## [Set exercise]
Reproduce the records verbatim, starting at their first line and ending at the line that contains "migrate-existing-connections-link[interactable]: Migrate Real", both included.

★ ★ ★ ★ ★

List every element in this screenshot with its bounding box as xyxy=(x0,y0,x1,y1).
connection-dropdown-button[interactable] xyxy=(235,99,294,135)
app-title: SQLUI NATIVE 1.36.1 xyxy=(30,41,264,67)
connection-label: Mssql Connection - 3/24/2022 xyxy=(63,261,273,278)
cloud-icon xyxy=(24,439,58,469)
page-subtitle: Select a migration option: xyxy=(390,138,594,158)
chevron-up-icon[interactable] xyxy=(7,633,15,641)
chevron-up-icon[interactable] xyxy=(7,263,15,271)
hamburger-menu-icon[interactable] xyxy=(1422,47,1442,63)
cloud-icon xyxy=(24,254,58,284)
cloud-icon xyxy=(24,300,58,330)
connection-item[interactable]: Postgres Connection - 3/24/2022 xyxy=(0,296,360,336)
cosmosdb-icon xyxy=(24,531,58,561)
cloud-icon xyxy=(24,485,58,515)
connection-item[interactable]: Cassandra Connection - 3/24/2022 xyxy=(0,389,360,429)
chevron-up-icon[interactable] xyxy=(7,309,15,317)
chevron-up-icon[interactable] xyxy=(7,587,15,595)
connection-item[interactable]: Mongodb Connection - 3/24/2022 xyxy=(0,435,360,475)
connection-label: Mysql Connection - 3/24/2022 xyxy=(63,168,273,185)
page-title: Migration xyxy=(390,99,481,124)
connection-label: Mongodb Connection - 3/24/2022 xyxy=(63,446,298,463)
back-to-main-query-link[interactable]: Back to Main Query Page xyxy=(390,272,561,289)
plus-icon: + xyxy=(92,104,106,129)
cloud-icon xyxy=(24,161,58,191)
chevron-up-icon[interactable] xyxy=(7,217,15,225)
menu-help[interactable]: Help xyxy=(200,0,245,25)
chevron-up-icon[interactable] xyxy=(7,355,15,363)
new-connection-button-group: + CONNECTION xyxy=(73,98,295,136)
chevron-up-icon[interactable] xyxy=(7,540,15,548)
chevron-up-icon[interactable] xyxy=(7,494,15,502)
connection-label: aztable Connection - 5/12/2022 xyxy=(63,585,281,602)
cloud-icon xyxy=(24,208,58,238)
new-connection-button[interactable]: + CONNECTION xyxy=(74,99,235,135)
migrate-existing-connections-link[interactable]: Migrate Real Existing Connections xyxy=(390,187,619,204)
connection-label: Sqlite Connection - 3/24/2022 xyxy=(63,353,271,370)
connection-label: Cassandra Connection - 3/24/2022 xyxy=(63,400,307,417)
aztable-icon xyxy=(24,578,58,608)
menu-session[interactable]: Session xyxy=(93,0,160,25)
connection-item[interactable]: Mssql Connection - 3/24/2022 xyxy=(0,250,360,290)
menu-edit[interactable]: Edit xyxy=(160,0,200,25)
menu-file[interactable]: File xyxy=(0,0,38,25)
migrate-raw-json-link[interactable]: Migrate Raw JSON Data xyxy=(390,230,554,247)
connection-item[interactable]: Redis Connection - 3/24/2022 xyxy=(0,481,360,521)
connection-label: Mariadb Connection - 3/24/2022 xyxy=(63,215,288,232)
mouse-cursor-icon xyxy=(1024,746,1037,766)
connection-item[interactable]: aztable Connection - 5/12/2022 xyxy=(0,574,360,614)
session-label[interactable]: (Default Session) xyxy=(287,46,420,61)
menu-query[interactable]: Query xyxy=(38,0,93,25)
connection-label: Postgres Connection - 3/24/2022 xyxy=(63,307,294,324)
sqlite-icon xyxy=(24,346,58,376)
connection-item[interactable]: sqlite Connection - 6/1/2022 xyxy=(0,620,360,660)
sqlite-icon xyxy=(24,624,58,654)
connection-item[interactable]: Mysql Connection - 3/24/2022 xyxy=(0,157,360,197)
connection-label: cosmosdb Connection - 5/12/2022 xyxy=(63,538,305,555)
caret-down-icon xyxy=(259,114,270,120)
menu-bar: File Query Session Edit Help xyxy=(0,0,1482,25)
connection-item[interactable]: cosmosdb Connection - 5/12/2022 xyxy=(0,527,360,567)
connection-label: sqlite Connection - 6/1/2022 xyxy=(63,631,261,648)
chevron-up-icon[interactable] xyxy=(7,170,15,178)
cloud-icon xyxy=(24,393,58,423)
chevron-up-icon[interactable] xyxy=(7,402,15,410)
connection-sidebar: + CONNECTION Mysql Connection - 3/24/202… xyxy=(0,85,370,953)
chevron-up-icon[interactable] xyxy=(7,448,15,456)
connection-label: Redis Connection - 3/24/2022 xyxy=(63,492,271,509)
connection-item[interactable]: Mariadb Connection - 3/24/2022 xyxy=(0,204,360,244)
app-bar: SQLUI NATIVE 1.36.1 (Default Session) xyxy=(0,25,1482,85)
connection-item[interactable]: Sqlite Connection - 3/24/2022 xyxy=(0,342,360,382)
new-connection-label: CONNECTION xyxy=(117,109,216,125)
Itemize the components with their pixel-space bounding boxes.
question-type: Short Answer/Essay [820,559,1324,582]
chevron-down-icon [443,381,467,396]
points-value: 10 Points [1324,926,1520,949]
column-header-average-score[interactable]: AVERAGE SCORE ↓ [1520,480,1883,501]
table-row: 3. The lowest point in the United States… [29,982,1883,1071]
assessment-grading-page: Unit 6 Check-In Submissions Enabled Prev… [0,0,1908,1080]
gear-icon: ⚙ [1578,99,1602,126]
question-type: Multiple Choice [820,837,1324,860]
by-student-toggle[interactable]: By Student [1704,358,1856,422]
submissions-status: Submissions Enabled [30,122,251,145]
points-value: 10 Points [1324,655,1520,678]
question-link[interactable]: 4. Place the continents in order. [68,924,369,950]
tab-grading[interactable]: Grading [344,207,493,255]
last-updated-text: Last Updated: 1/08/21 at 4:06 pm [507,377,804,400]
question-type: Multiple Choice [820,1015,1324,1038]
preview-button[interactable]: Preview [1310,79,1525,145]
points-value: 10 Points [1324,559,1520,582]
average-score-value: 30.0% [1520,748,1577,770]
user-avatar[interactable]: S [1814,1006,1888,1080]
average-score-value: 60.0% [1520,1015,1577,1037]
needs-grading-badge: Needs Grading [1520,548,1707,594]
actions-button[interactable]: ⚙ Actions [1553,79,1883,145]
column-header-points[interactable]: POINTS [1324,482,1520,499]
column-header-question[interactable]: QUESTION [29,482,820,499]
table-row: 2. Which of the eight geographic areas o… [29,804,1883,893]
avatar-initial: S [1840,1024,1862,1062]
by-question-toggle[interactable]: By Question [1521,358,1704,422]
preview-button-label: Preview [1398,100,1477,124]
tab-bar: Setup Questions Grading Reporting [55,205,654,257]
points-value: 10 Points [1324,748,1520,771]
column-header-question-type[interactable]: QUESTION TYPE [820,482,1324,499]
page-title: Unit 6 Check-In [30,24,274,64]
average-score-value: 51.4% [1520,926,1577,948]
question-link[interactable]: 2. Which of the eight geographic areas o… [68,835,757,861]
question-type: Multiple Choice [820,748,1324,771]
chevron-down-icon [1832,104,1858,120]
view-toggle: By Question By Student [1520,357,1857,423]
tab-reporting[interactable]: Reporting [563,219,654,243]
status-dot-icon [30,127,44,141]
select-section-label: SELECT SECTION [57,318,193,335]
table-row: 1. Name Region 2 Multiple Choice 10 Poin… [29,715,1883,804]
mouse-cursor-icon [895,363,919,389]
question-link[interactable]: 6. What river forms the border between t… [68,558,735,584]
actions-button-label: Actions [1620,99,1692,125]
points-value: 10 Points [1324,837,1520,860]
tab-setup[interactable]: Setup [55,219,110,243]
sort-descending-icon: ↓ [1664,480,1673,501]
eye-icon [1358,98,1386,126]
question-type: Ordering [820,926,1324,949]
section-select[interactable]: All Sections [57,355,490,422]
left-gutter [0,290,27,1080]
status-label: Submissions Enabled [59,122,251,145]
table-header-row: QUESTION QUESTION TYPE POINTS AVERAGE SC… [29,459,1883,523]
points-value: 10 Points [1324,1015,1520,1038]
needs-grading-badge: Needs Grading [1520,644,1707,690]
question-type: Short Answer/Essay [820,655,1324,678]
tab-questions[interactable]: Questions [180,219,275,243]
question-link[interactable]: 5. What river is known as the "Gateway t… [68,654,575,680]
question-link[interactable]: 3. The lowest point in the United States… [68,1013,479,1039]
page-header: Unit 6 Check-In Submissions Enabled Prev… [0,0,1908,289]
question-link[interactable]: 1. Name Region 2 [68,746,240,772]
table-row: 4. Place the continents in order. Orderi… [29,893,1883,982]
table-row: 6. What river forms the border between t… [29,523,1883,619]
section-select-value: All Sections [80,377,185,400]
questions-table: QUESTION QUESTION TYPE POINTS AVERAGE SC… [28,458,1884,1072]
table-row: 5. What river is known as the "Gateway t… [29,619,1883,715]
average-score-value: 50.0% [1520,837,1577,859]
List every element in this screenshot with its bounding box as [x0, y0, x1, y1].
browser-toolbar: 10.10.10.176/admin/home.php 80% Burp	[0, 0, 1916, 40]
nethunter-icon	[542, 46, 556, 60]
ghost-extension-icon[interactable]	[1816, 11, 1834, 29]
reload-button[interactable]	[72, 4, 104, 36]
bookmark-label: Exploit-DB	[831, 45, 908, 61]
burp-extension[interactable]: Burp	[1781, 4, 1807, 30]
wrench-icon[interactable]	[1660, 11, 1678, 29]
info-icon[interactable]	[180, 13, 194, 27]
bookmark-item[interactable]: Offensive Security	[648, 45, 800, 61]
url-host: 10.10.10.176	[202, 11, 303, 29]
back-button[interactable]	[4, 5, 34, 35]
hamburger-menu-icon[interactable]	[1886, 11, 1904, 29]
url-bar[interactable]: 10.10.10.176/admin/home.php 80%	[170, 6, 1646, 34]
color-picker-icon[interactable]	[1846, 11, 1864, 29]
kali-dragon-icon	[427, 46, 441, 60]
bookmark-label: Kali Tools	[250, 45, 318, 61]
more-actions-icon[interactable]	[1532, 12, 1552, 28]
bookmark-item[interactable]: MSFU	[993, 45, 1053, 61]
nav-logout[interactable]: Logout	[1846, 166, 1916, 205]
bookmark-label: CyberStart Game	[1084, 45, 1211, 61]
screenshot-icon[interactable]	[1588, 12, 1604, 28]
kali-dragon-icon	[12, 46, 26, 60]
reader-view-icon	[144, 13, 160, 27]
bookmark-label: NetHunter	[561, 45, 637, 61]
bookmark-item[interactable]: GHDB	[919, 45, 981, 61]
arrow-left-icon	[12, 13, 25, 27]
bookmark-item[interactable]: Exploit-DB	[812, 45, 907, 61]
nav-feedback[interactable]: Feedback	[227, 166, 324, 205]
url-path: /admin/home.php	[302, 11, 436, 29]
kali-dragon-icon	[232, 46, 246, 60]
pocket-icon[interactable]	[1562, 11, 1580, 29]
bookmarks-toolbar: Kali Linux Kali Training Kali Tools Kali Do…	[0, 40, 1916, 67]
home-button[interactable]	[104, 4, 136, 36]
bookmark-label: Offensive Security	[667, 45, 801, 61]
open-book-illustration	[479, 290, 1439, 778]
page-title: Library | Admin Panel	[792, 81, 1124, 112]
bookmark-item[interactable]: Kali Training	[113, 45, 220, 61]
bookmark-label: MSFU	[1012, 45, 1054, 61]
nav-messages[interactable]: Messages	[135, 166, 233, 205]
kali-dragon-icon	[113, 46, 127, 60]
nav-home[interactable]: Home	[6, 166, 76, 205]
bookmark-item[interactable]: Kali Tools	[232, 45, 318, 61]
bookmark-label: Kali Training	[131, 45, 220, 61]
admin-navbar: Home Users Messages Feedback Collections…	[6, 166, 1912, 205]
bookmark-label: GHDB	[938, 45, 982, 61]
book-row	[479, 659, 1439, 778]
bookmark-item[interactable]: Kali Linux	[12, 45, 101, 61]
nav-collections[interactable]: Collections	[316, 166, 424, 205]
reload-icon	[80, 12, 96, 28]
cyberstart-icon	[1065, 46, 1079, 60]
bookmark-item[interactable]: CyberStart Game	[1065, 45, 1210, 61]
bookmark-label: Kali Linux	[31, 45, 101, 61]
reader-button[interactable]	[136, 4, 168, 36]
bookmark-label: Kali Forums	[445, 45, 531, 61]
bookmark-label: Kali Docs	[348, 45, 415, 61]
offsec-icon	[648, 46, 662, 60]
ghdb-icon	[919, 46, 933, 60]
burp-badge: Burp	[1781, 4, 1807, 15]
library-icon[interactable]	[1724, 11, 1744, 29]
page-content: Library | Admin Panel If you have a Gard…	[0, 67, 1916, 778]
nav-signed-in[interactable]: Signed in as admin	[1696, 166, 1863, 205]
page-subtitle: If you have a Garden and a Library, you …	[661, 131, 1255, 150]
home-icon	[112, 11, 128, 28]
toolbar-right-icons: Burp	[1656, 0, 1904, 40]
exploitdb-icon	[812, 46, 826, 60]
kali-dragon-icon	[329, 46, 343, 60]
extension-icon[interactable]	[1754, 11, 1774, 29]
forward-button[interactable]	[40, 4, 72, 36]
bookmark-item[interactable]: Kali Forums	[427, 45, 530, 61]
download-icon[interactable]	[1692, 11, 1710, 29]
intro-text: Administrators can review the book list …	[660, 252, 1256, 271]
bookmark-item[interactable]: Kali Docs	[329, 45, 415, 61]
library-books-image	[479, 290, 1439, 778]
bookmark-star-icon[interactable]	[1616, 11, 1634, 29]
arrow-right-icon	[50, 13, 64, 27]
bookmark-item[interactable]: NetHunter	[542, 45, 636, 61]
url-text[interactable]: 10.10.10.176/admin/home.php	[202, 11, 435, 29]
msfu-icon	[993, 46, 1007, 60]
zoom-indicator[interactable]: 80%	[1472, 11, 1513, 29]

★ ★ ★ ★ ★

## [Answer for the task]
List every element in this screenshot with its bounding box as xyxy=(x0,y0,x1,y1).
connection-dropdown-button[interactable] xyxy=(235,99,294,135)
app-title: SQLUI NATIVE 1.36.1 xyxy=(30,41,264,67)
connection-label: Mssql Connection - 3/24/2022 xyxy=(63,261,273,278)
cloud-icon xyxy=(24,439,58,469)
page-subtitle: Select a migration option: xyxy=(390,138,594,158)
chevron-up-icon[interactable] xyxy=(7,633,15,641)
chevron-up-icon[interactable] xyxy=(7,263,15,271)
hamburger-menu-icon[interactable] xyxy=(1422,47,1442,63)
cloud-icon xyxy=(24,254,58,284)
cloud-icon xyxy=(24,300,58,330)
connection-item[interactable]: Postgres Connection - 3/24/2022 xyxy=(0,296,360,336)
cosmosdb-icon xyxy=(24,531,58,561)
cloud-icon xyxy=(24,485,58,515)
connection-item[interactable]: Cassandra Connection - 3/24/2022 xyxy=(0,389,360,429)
chevron-up-icon[interactable] xyxy=(7,309,15,317)
chevron-up-icon[interactable] xyxy=(7,587,15,595)
connection-item[interactable]: Mongodb Connection - 3/24/2022 xyxy=(0,435,360,475)
connection-label: Mysql Connection - 3/24/2022 xyxy=(63,168,273,185)
page-title: Migration xyxy=(390,99,481,124)
connection-label: Mongodb Connection - 3/24/2022 xyxy=(63,446,298,463)
back-to-main-query-link[interactable]: Back to Main Query Page xyxy=(390,272,561,289)
plus-icon: + xyxy=(92,104,106,129)
cloud-icon xyxy=(24,161,58,191)
chevron-up-icon[interactable] xyxy=(7,217,15,225)
menu-help[interactable]: Help xyxy=(200,0,245,25)
chevron-up-icon[interactable] xyxy=(7,355,15,363)
new-connection-button-group: + CONNECTION xyxy=(73,98,295,136)
chevron-up-icon[interactable] xyxy=(7,540,15,548)
chevron-up-icon[interactable] xyxy=(7,494,15,502)
connection-label: aztable Connection - 5/12/2022 xyxy=(63,585,281,602)
cloud-icon xyxy=(24,208,58,238)
new-connection-button[interactable]: + CONNECTION xyxy=(74,99,235,135)
migrate-existing-connections-link[interactable]: Migrate Real Existing Connections xyxy=(390,187,619,204)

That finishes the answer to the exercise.